Segment Start: MATERIAL TO PROCESS

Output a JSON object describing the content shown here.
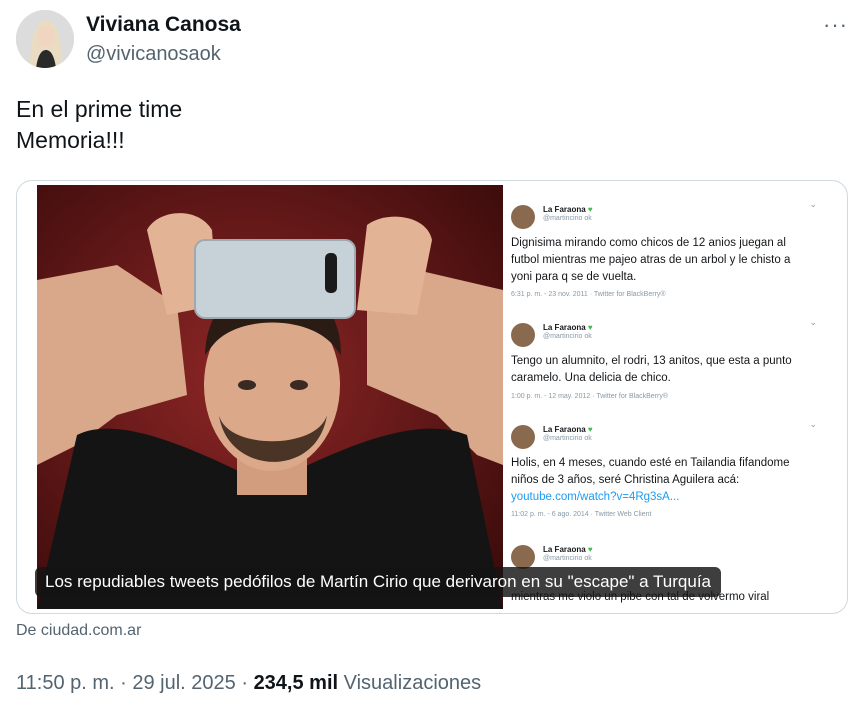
{
  "author": {
    "display_name": "Viviana Canosa",
    "handle": "@vivicanosaok"
  },
  "tweet": {
    "lines": [
      "En el prime time",
      "Memoria!!!"
    ]
  },
  "card": {
    "caption": "Los repudiables tweets pedófilos de Martín Cirio que derivaron en su \"escape\" a Turquía",
    "source": "De ciudad.com.ar",
    "embedded_tweets": [
      {
        "name": "La Faraona",
        "handle": "@martincirio ok",
        "text": "Dignisima mirando como chicos de 12 anios juegan al futbol mientras me pajeo atras de un arbol y le chisto a yoni para q se de vuelta.",
        "meta": "6:31 p. m. - 23 nov. 2011 · Twitter for BlackBerry®"
      },
      {
        "name": "La Faraona",
        "handle": "@martincirio ok",
        "text": "Tengo un alumnito, el rodri, 13 anitos, que esta a punto caramelo. Una delicia de chico.",
        "meta": "1:00 p. m. - 12 may. 2012 · Twitter for BlackBerry®"
      },
      {
        "name": "La Faraona",
        "handle": "@martincirio ok",
        "text": "Holis, en 4 meses, cuando esté en Tailandia fifandome niños de 3 años, seré Christina Aguilera acá: ",
        "link": "youtube.com/watch?v=4Rg3sA...",
        "meta": "11:02 p. m. - 6 ago. 2014 · Twitter Web Client"
      },
      {
        "name": "La Faraona",
        "handle": "@martincirio ok",
        "text": "mientras me violo un pibe con tal de volvermo viral",
        "meta": ""
      }
    ]
  },
  "meta": {
    "time": "11:50 p. m.",
    "sep1": " · ",
    "date": "29 jul. 2025",
    "sep2": " · ",
    "views_count": "234,5 mil",
    "views_label": " Visualizaciones"
  },
  "icons": {
    "more": "more-horizontal-icon",
    "heart": "green-heart-icon"
  },
  "colors": {
    "text_primary": "#0f1419",
    "text_secondary": "#536471",
    "border": "#cfd9de",
    "link": "#1d9bf0"
  }
}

Segment End: MATERIAL TO PROCESS

**YOUR ASSIGNMENT:** Print the listing verbatim, images excluded.

**TASK SOLUTION:**
Output a JSON object describing the content shown here.
{
  "author": {
    "display_name": "Viviana Canosa",
    "handle": "@vivicanosaok"
  },
  "tweet": {
    "lines": [
      "En el prime time",
      "Memoria!!!"
    ]
  },
  "card": {
    "caption": "Los repudiables tweets pedófilos de Martín Cirio que derivaron en su \"escape\" a Turquía",
    "source": "De ciudad.com.ar",
    "embedded_tweets": [
      {
        "name": "La Faraona",
        "handle": "@martincirio ok",
        "text": "Dignisima mirando como chicos de 12 anios juegan al futbol mientras me pajeo atras de un arbol y le chisto a yoni para q se de vuelta.",
        "meta": "6:31 p. m. - 23 nov. 2011 · Twitter for BlackBerry®"
      },
      {
        "name": "La Faraona",
        "handle": "@martincirio ok",
        "text": "Tengo un alumnito, el rodri, 13 anitos, que esta a punto caramelo. Una delicia de chico.",
        "meta": "1:00 p. m. - 12 may. 2012 · Twitter for BlackBerry®"
      },
      {
        "name": "La Faraona",
        "handle": "@martincirio ok",
        "text": "Holis, en 4 meses, cuando esté en Tailandia fifandome niños de 3 años, seré Christina Aguilera acá: ",
        "link": "youtube.com/watch?v=4Rg3sA...",
        "meta": "11:02 p. m. - 6 ago. 2014 · Twitter Web Client"
      },
      {
        "name": "La Faraona",
        "handle": "@martincirio ok",
        "text": "mientras me violo un pibe con tal de volvermo viral",
        "meta": ""
      }
    ]
  },
  "meta": {
    "time": "11:50 p. m.",
    "sep1": " · ",
    "date": "29 jul. 2025",
    "sep2": " · ",
    "views_count": "234,5 mil",
    "views_label": " Visualizaciones"
  },
  "icons": {
    "more": "more-horizontal-icon",
    "heart": "green-heart-icon"
  },
  "colors": {
    "text_primary": "#0f1419",
    "text_secondary": "#536471",
    "border": "#cfd9de",
    "link": "#1d9bf0"
  }
}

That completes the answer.